DATA FOR THIS EXERCISE —
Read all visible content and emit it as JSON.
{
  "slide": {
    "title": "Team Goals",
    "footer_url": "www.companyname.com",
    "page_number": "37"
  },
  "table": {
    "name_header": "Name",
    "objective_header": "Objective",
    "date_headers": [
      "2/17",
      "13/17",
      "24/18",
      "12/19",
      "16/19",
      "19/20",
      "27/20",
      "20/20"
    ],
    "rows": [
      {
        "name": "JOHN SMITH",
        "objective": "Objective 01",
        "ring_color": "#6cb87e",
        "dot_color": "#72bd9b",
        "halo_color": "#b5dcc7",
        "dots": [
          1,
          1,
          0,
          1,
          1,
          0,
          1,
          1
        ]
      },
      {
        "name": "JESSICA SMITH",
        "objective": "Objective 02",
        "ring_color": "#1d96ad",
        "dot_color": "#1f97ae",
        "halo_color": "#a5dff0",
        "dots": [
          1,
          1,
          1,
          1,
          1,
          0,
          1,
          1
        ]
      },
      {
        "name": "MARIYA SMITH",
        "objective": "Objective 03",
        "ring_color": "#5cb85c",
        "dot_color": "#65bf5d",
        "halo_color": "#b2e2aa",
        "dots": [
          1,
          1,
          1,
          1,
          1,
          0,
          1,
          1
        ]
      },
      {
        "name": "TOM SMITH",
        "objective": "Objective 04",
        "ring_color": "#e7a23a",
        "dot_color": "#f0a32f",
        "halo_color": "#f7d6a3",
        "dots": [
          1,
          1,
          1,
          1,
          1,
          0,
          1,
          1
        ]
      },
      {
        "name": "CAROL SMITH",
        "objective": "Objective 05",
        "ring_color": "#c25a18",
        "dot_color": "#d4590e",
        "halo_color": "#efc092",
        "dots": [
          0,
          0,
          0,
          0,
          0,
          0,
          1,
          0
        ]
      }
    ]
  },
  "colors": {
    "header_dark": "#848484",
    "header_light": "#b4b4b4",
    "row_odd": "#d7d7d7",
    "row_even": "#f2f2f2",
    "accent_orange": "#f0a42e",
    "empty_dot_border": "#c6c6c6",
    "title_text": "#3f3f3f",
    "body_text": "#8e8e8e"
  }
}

YOUR OBJECTIVE —
Reproduce every record, matching each line exactly.

REPLY TO THE TASK —
Read all visible content and emit it as JSON.
{
  "slide": {
    "title": "Team Goals",
    "footer_url": "www.companyname.com",
    "page_number": "37"
  },
  "table": {
    "name_header": "Name",
    "objective_header": "Objective",
    "date_headers": [
      "2/17",
      "13/17",
      "24/18",
      "12/19",
      "16/19",
      "19/20",
      "27/20",
      "20/20"
    ],
    "rows": [
      {
        "name": "JOHN SMITH",
        "objective": "Objective 01",
        "ring_color": "#6cb87e",
        "dot_color": "#72bd9b",
        "halo_color": "#b5dcc7",
        "dots": [
          1,
          1,
          0,
          1,
          1,
          0,
          1,
          1
        ]
      },
      {
        "name": "JESSICA SMITH",
        "objective": "Objective 02",
        "ring_color": "#1d96ad",
        "dot_color": "#1f97ae",
        "halo_color": "#a5dff0",
        "dots": [
          1,
          1,
          1,
          1,
          1,
          0,
          1,
          1
        ]
      },
      {
        "name": "MARIYA SMITH",
        "objective": "Objective 03",
        "ring_color": "#5cb85c",
        "dot_color": "#65bf5d",
        "halo_color": "#b2e2aa",
        "dots": [
          1,
          1,
          1,
          1,
          1,
          0,
          1,
          1
        ]
      },
      {
        "name": "TOM SMITH",
        "objective": "Objective 04",
        "ring_color": "#e7a23a",
        "dot_color": "#f0a32f",
        "halo_color": "#f7d6a3",
        "dots": [
          1,
          1,
          1,
          1,
          1,
          0,
          1,
          1
        ]
      },
      {
        "name": "CAROL SMITH",
        "objective": "Objective 05",
        "ring_color": "#c25a18",
        "dot_color": "#d4590e",
        "halo_color": "#efc092",
        "dots": [
          0,
          0,
          0,
          0,
          0,
          0,
          1,
          0
        ]
      }
    ]
  },
  "colors": {
    "header_dark": "#848484",
    "header_light": "#b4b4b4",
    "row_odd": "#d7d7d7",
    "row_even": "#f2f2f2",
    "accent_orange": "#f0a42e",
    "empty_dot_border": "#c6c6c6",
    "title_text": "#3f3f3f",
    "body_text": "#8e8e8e"
  }
}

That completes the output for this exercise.